Problem:
Find the lines below that contain the word "Krishibid" and count them. Only the number should be given.

Extracted material:
▶
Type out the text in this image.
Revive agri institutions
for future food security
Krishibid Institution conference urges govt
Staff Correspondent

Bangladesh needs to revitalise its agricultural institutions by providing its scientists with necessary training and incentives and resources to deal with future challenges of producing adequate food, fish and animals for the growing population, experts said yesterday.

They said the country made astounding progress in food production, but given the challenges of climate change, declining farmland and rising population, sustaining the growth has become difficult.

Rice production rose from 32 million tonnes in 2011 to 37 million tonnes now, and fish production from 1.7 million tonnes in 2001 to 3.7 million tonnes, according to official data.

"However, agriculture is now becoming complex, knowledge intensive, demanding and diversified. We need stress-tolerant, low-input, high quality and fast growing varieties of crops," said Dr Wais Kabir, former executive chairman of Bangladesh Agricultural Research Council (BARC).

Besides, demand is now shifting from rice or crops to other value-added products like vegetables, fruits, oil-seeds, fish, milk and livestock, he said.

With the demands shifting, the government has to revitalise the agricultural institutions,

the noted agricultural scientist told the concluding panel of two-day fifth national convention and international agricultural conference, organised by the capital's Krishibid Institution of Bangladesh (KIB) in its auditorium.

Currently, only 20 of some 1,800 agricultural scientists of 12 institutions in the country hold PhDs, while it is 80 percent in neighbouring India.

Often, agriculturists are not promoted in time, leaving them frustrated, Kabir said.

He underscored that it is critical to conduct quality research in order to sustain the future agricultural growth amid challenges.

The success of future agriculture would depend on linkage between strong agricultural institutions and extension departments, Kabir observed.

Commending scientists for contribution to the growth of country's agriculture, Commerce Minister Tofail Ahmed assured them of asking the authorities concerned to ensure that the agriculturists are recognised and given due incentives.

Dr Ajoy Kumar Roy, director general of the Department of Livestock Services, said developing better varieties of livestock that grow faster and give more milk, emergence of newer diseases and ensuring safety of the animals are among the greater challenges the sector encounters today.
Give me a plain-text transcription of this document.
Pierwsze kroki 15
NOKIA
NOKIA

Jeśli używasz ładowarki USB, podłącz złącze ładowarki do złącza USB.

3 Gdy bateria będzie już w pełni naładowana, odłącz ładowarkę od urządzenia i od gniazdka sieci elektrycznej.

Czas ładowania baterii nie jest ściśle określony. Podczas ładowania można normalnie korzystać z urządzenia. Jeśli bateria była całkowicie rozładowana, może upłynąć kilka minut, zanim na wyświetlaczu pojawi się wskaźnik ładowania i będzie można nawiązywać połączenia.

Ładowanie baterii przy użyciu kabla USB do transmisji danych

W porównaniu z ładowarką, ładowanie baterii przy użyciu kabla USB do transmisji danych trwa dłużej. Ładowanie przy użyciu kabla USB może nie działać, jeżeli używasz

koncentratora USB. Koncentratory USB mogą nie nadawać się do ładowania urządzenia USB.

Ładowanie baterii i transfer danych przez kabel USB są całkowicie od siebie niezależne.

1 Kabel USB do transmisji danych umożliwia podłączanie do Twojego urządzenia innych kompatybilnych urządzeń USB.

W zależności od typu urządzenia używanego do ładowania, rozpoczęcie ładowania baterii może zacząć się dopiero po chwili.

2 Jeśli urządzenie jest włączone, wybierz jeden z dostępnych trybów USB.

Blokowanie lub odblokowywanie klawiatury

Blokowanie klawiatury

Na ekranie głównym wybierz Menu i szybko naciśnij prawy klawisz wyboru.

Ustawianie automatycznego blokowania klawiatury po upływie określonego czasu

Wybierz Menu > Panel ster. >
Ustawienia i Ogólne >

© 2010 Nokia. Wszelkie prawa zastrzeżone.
◀
Written response:
2